--- START ---

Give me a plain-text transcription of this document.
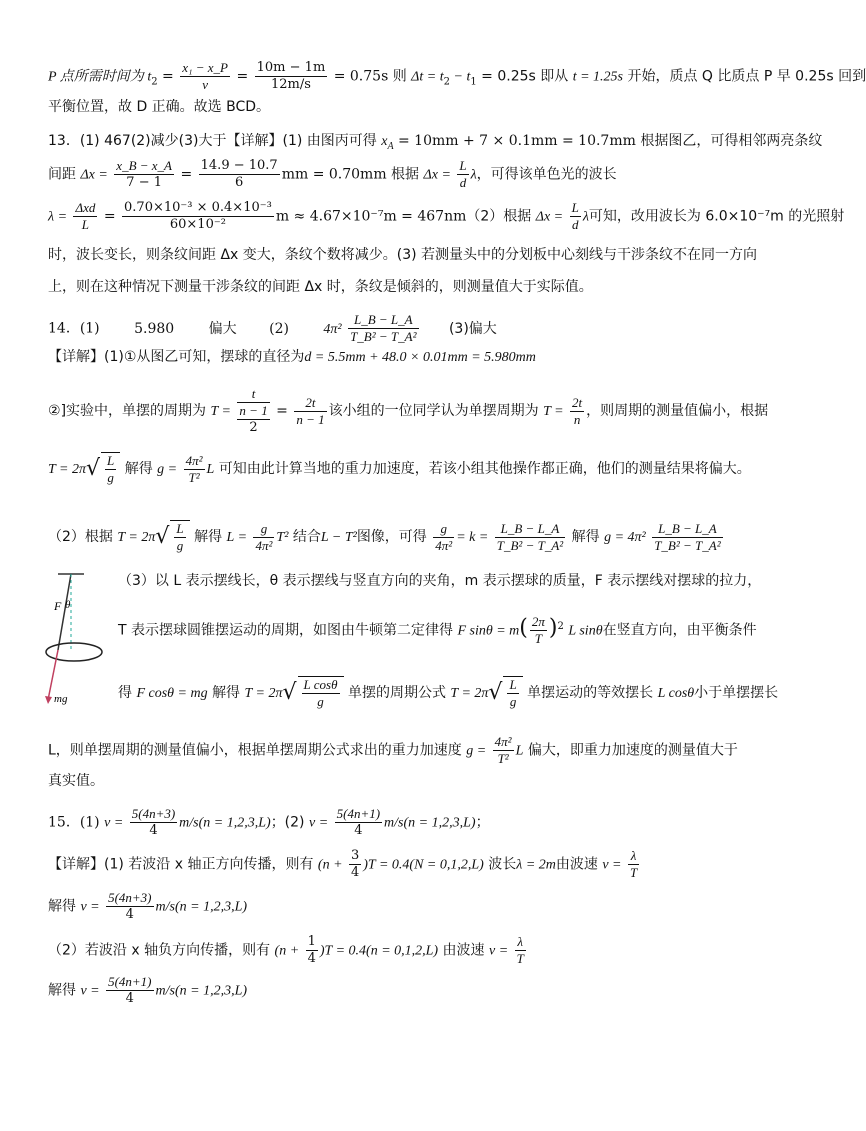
P 点所需时间为 $t_2 = \frac{\text{x₁ − x\_P}}{v} = \frac{10m - 1m}{12m/s} = 0.75s$ 则 $\Delta t = t_2 - t_1 = 0.25s$ 即从 t = 1.25s 开始，质点 Q 比质点 P 早 0.25s 回到
平衡位置，故 D 正确。故选 BCD。
13．(1) 467(2)减少(3)大于【详解】(1) 由图丙可得 $x_A = 10mm + 7 \times 0.1mm = 10.7mm$ 根据图乙，可得相邻两亮条纹
间距 $\Delta x = \frac{x\_B - x\_A}{7 - 1} = \frac{14.9 - 10.7}{6}$ mm = 0.70mm 根据 $\Delta x = \frac{L}{d}$ λ，可得该单色光的波长
$\lambda = \frac{\text{Δxd}}{L} = \frac{\text{0.70×10⁻³ × 0.4×10⁻³}}{\text{60×10⁻²}}$ m ≈ 4.67×10⁻⁷m = 467nm（2）根据 $\Delta x = \frac{L}{d}$ λ可知，改用波长为 6.0×10⁻⁷m 的光照射
时，波长变长，则条纹间距 Δx 变大，条纹个数将减少。(3) 若测量头中的分划板中心刻线与干涉条纹不在同一方向
上，则在这种情况下测量干涉条纹的间距 Δx 时，条纹是倾斜的，则测量值大于实际值。
14．(1) 5.980 偏大 (2) $4\pi^2 \frac{L\_B - L\_A}{\text{T\_B² − T\_A²}} (3)$偏大
【详解】(1)①从图乙可知，摆球的直径为d = 5.5mm + 48.0 × 0.01mm = 5.980mm
②]实验中，单摆的周期为 T =
t
n − 1
2
= $\frac{2t}{n - 1}$ 该小组的一位同学认为单摆周期为 $T = \frac{2t}{n}$ ，则周期的测量值偏小，根据
$T = 2\pi√ \frac{L}{g}$ 解得 $g = \frac{\text{4π²}}{\text{T²}}$ L 可知由此计算当地的重力加速度，若该小组其他操作都正确，他们的测量结果将偏大。
（2）根据 $T = 2\pi√ \frac{L}{g}$ 解得 $L = \frac{g}{\text{4π²}} T^2$ 结合L − T²图像，可得 $\frac{g}{\text{4π²}} = k = \frac{L\_B - L\_A}{\text{T\_B² − T\_A²}}$ 解得 $g = 4\pi^2 \frac{L\_B - L\_A}{\text{T\_B² − T\_A²}}$
F θ
mg
（3）以 L 表示摆线长，θ 表示摆线与竖直方向的夹角，m 表示摆球的质量，F 表示摆线对摆球的拉力，
T 表示摆球圆锥摆运动的周期，如图由牛顿第二定律得 F $\sin\theta = m( \frac{2\pi}{T} )^2$ L sinθ在竖直方向，由平衡条件
得 F cosθ = mg 解得 $T = 2\pi√ \frac{\text{L cosθ}}{g}$ 单摆的周期公式 $T = 2\pi√ \frac{L}{g}$ 单摆运动的等效摆长 L cosθ小于单摆摆长
L，则单摆周期的测量值偏小，根据单摆周期公式求出的重力加速度 $g = \frac{\text{4π²}}{\text{T²}}$ L 偏大，即重力加速度的测量值大于
真实值。
15．(1) $v = \frac{5(4n+3)}{4} m/s(n = 1,2,3,L)$；(2) $v = \frac{5(4n+1)}{4} m/s(n = 1,2,3,L)$；
【详解】(1) 若波沿 x 轴正方向传播，则有 $(n + \frac{3}{4} )T = 0.4(N = 0,1,2,L)$ 波长λ = 2m由波速 $v = \frac{\lambda}{T}$
解得 $v = \frac{5(4n+3)}{4} m/s(n = 1,2,3,L)$
（2）若波沿 x 轴负方向传播，则有 $(n + \frac{1}{4} )T = 0.4(n = 0,1,2,L)$ 由波速 $v = \frac{\lambda}{T}$
解得 $v = \frac{5(4n+1)}{4} m/s(n = 1,2,3,L)$
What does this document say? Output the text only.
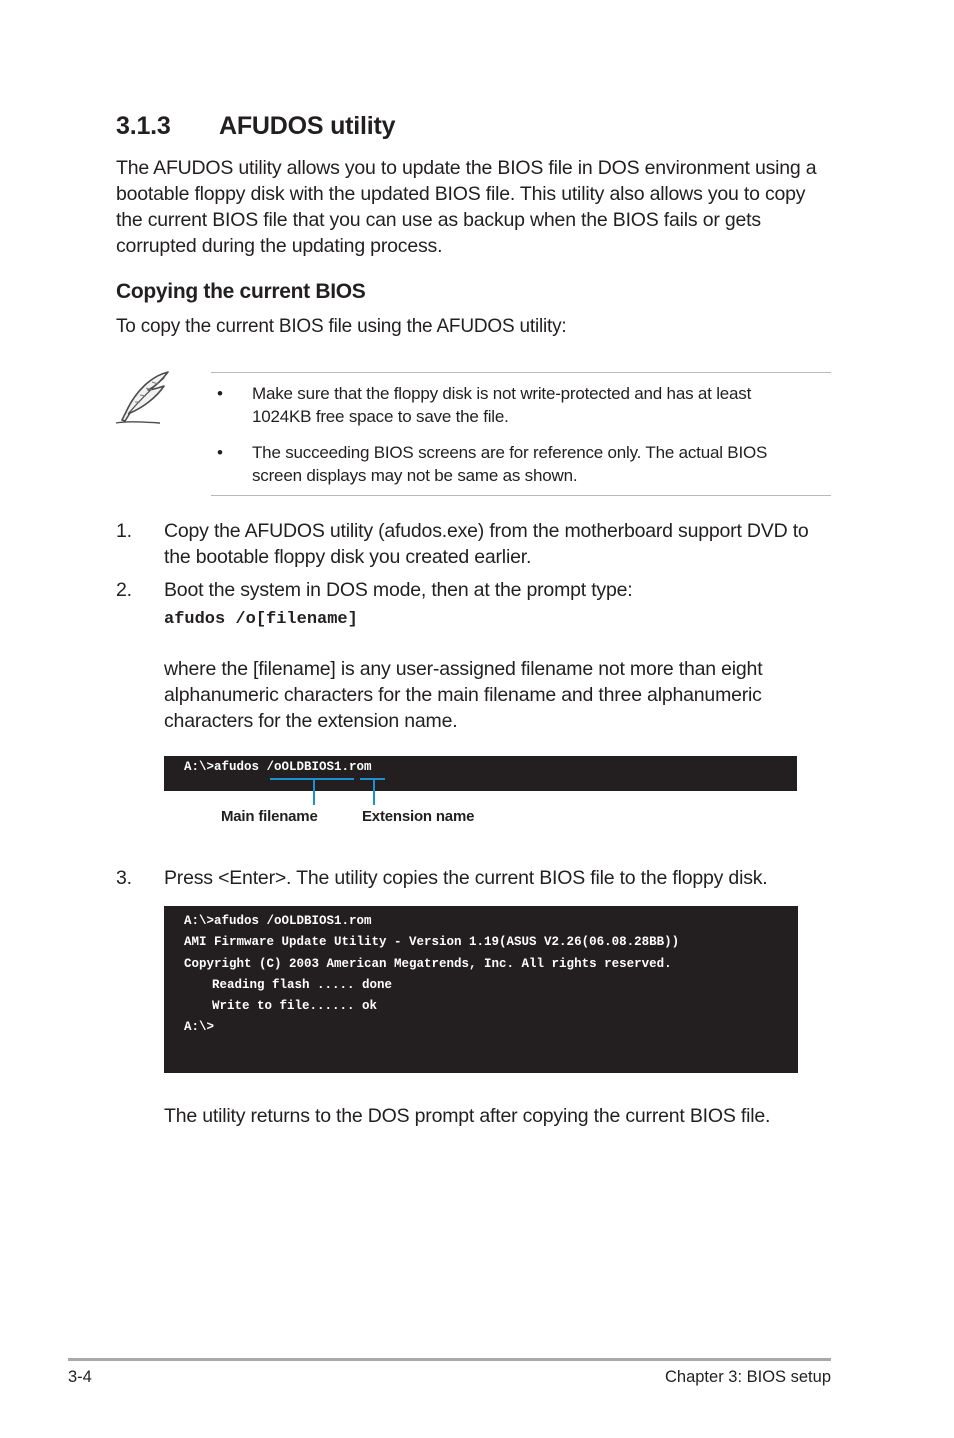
3.1.3 AFUDOS utility
The AFUDOS utility allows you to update the BIOS file in DOS environment using a bootable floppy disk with the updated BIOS file. This utility also allows you to copy the current BIOS file that you can use as backup when the BIOS fails or gets corrupted during the updating process.
Copying the current BIOS
To copy the current BIOS file using the AFUDOS utility:
• Make sure that the floppy disk is not write-protected and has at least 1024KB free space to save the file.
• The succeeding BIOS screens are for reference only. The actual BIOS screen displays may not be same as shown.
1. Copy the AFUDOS utility (afudos.exe) from the motherboard support DVD to the bootable floppy disk you created earlier.
2. Boot the system in DOS mode, then at the prompt type:
afudos /o[filename]
where the [filename] is any user-assigned filename not more than eight alphanumeric characters for the main filename and three alphanumeric characters for the extension name.
A:\>afudos /oOLDBIOS1.rom
Main filename	Extension name
3. Press <Enter>. The utility copies the current BIOS file to the floppy disk.
A:\>afudos /oOLDBIOS1.rom
AMI Firmware Update Utility - Version 1.19(ASUS V2.26(06.08.28BB))
Copyright (C) 2003 American Megatrends, Inc. All rights reserved.
Reading flash ..... done
Write to file...... ok
A:\>
The utility returns to the DOS prompt after copying the current BIOS file.
3-4	Chapter 3: BIOS setup
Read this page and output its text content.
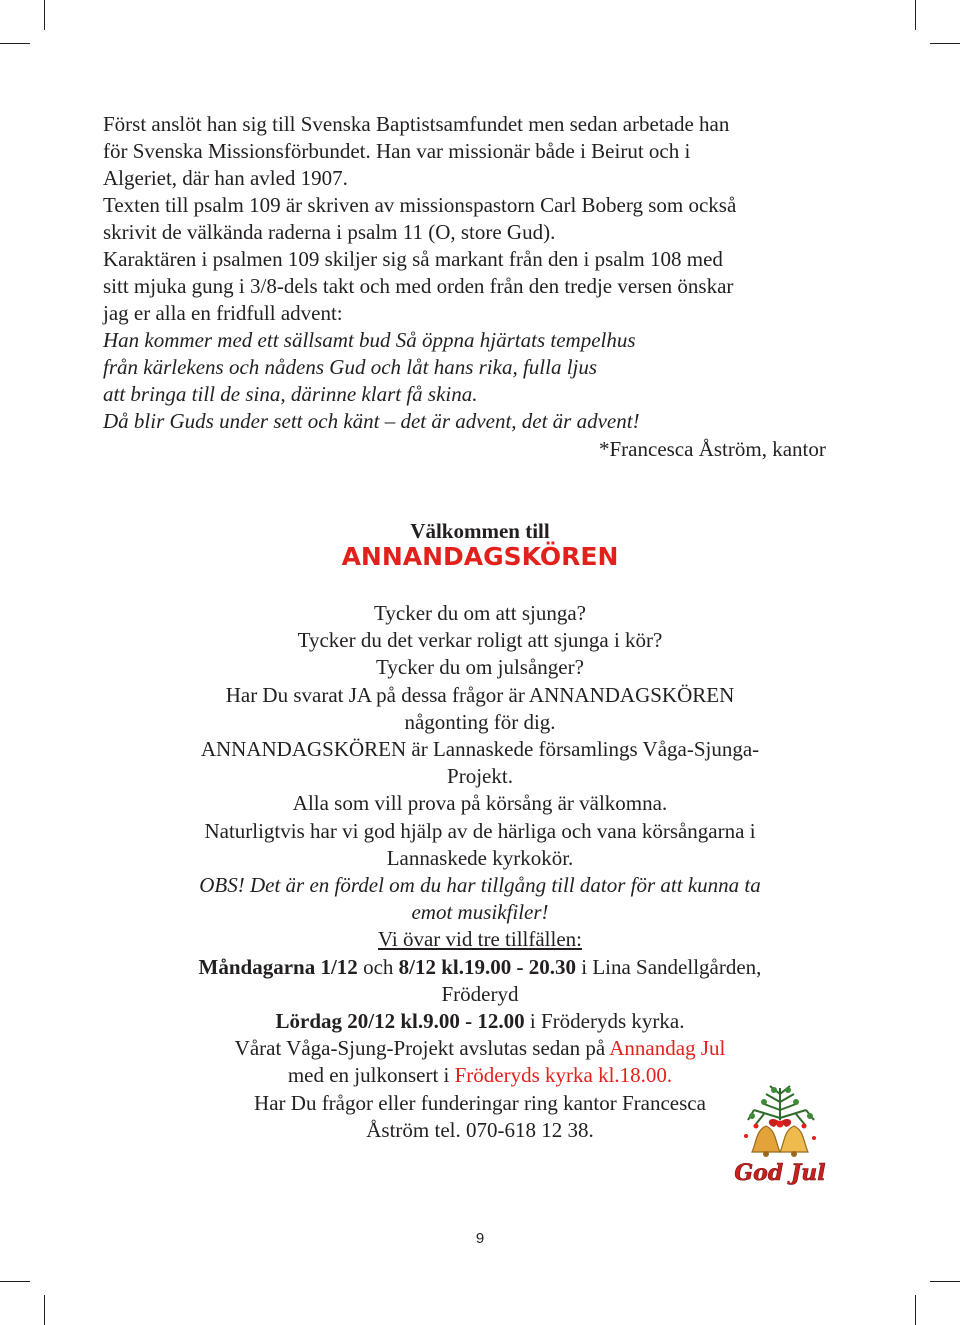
Först anslöt han sig till Svenska Baptistsamfundet men sedan arbetade han

för Svenska Missionsförbundet. Han var missionär både i Beirut och i

Algeriet, där han avled 1907.

Texten till psalm 109 är skriven av missionspastorn Carl Boberg som också

skrivit de välkända raderna i psalm 11 (O, store Gud).

Karaktären i psalmen 109 skiljer sig så markant från den i psalm 108 med

sitt mjuka gung i 3/8-dels takt och med orden från den tredje versen önskar

jag er alla en fridfull advent:

Han kommer med ett sällsamt bud Så öppna hjärtats tempelhus

från kärlekens och nådens Gud och låt hans rika, fulla ljus

att bringa till de sina, därinne klart få skina.

Då blir Guds under sett och känt – det är advent, det är advent!

*Francesca Åström, kantor
Välkommen till
ANNANDAGSKÖREN

Tycker du om att sjunga?

Tycker du det verkar roligt att sjunga i kör?

Tycker du om julsånger?

Har Du svarat JA på dessa frågor är ANNANDAGSKÖREN

någonting för dig.

ANNANDAGSKÖREN är Lannaskede församlings Våga-Sjunga-

Projekt.

Alla som vill prova på körsång är välkomna.

Naturligtvis har vi god hjälp av de härliga och vana körsångarna i

Lannaskede kyrkokör.

OBS! Det är en fördel om du har tillgång till dator för att kunna ta

emot musikfiler!

Vi övar vid tre tillfällen:

Måndagarna 1/12 och 8/12 kl.19.00 - 20.30 i Lina Sandellgården,

Fröderyd

Lördag 20/12 kl.9.00 - 12.00 i Fröderyds kyrka.

Vårat Våga-Sjung-Projekt avslutas sedan på Annandag Jul

med en julkonsert i Fröderyds kyrka kl.18.00.

Har Du frågor eller funderingar ring kantor Francesca

Åström tel. 070-618 12 38.

God Jul
9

--- END ---

Copy each line of the listing in which the word "bootable" can be found.

The AFUDOS utility allows you to update the BIOS file in DOS environment using a bootable floppy disk with the updated BIOS file. This utility also allows you to copy the current BIOS file that you can use as backup when the BIOS fails or gets corrupted during the updating process.
1. Copy the AFUDOS utility (afudos.exe) from the motherboard support DVD to the bootable floppy disk you created earlier.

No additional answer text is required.